(Items listed in a dataset)
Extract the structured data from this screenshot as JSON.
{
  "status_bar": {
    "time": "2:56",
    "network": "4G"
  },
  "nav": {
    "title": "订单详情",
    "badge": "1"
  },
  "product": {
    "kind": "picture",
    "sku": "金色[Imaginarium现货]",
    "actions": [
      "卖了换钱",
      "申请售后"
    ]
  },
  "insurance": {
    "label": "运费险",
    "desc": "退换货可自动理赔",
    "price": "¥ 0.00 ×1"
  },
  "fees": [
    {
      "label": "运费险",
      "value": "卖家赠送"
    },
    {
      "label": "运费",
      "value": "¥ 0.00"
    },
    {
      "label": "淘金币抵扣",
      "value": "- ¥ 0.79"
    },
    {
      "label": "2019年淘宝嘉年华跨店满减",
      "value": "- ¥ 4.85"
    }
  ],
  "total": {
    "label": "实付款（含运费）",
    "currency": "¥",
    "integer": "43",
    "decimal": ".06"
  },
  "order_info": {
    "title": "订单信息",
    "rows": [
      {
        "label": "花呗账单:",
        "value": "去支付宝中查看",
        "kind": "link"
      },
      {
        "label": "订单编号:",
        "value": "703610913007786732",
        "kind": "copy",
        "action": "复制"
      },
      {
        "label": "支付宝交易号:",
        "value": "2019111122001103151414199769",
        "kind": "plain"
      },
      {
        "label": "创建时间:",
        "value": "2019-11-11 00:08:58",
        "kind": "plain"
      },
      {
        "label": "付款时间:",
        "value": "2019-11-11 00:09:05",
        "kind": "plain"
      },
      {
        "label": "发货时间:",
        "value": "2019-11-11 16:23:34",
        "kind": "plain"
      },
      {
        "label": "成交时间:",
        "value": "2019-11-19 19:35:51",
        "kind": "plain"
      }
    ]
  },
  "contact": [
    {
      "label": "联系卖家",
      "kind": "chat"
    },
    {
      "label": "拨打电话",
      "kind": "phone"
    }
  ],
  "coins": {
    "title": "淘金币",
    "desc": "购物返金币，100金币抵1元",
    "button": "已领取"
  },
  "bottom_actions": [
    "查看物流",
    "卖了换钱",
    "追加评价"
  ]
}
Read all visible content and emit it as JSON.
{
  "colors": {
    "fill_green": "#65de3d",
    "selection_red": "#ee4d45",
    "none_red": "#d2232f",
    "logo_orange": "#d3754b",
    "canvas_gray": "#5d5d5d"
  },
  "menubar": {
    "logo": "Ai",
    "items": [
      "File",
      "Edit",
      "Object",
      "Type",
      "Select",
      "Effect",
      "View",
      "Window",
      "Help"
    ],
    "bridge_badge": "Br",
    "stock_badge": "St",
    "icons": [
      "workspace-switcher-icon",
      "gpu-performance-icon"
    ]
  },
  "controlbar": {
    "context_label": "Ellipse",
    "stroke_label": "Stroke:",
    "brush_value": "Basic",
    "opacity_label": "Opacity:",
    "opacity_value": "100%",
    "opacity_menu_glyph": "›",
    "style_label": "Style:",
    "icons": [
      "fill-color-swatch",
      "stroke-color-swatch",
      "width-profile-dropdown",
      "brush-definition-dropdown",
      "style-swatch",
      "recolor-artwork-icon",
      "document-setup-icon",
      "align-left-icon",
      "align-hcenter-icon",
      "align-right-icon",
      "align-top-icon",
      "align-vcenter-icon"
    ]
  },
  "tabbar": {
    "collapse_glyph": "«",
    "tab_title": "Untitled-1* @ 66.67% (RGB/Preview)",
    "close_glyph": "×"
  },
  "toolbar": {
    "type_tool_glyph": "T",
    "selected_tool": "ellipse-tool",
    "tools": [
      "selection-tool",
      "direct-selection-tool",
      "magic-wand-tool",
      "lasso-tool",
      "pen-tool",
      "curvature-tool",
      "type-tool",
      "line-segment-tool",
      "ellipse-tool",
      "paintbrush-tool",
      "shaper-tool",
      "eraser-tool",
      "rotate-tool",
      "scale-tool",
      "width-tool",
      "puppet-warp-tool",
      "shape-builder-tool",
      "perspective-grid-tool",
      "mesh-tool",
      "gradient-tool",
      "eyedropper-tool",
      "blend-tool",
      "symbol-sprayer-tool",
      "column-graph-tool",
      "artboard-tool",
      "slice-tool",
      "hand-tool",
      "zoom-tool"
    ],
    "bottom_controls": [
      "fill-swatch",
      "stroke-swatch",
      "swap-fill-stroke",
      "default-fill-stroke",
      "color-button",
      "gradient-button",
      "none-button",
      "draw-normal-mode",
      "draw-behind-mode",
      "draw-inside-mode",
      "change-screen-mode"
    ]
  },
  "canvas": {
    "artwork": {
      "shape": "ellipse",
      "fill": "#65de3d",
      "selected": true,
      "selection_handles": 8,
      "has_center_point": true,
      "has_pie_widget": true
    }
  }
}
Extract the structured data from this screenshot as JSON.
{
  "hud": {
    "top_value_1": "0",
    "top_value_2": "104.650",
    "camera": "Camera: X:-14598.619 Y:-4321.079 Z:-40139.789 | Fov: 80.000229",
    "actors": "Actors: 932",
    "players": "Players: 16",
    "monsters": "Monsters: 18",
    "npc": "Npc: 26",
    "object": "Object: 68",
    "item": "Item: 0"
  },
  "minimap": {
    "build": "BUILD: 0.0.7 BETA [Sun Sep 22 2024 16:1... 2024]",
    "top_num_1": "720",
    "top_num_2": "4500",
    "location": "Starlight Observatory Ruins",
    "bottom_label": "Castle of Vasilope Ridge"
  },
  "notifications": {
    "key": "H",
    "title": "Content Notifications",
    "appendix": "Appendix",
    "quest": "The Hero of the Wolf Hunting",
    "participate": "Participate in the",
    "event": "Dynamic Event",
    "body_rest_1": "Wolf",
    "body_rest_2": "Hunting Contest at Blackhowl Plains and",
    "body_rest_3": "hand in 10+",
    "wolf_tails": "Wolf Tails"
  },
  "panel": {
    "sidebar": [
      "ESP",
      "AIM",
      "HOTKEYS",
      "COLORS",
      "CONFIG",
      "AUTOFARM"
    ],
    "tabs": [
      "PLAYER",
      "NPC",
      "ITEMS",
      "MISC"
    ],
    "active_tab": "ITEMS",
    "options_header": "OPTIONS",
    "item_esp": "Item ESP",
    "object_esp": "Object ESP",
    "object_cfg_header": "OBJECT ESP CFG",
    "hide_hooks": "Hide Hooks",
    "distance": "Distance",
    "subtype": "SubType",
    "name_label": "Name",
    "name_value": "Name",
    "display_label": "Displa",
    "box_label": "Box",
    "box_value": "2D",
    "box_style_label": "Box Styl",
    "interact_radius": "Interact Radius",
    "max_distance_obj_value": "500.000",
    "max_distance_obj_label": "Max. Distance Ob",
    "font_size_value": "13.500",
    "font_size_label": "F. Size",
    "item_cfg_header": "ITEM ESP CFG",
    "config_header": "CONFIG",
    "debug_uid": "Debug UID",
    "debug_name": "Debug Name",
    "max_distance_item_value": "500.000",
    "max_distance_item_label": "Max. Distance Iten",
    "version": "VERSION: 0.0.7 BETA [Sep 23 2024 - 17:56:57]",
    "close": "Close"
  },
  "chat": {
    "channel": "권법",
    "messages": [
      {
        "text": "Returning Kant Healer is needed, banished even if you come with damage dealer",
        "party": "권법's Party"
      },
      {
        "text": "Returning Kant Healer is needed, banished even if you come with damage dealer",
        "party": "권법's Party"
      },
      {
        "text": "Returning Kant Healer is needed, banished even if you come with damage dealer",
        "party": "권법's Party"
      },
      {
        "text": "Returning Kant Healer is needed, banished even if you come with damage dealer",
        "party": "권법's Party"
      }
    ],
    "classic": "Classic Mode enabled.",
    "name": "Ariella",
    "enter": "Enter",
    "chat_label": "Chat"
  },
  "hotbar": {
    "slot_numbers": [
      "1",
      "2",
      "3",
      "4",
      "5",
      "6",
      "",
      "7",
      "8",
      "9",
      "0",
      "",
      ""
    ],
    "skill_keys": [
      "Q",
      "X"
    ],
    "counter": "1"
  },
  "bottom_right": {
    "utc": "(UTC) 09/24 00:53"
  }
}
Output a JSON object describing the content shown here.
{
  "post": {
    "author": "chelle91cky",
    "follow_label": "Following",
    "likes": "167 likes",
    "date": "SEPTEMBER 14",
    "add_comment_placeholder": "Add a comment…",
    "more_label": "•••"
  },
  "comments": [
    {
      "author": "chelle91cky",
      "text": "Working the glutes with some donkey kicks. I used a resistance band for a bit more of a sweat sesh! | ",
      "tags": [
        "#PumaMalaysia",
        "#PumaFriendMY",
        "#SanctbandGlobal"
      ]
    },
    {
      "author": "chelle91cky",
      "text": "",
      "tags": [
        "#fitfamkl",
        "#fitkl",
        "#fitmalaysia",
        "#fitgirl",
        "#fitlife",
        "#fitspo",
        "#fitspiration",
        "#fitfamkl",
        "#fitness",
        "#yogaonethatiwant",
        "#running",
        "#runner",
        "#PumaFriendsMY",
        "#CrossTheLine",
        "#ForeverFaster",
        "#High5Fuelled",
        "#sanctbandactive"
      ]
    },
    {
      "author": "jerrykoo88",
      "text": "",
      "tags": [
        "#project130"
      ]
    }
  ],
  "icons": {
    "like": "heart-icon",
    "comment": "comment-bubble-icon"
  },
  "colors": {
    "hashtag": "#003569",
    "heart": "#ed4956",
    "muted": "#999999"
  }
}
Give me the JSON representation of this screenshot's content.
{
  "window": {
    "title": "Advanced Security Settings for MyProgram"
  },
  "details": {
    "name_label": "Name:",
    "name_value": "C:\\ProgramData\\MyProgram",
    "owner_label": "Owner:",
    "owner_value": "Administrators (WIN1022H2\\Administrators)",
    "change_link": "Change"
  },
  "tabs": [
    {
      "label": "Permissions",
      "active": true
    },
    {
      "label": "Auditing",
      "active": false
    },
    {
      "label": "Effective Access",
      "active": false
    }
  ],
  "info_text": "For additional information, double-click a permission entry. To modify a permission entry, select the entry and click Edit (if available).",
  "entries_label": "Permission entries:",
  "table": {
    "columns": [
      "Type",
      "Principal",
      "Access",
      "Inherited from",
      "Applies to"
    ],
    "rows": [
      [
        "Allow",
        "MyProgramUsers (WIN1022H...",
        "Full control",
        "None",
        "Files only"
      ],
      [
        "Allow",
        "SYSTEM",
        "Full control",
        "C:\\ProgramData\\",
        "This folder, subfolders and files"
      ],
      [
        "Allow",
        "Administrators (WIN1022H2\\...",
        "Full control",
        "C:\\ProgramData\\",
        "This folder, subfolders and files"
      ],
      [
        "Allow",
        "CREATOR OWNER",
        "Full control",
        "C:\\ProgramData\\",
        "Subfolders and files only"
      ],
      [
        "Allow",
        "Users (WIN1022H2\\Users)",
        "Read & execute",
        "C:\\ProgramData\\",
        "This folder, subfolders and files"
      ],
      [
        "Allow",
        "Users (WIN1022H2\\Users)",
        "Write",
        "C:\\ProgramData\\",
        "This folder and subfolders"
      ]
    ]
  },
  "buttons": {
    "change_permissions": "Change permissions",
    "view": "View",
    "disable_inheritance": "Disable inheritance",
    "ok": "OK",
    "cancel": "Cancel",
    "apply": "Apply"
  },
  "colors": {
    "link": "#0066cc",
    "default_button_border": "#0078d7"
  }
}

SHORT TASK: Show every line in the records above that contains the word "author".

THE ANSWER:
    "author": "chelle91cky",
      "author": "chelle91cky",
      "author": "chelle91cky",
      "author": "jerrykoo88",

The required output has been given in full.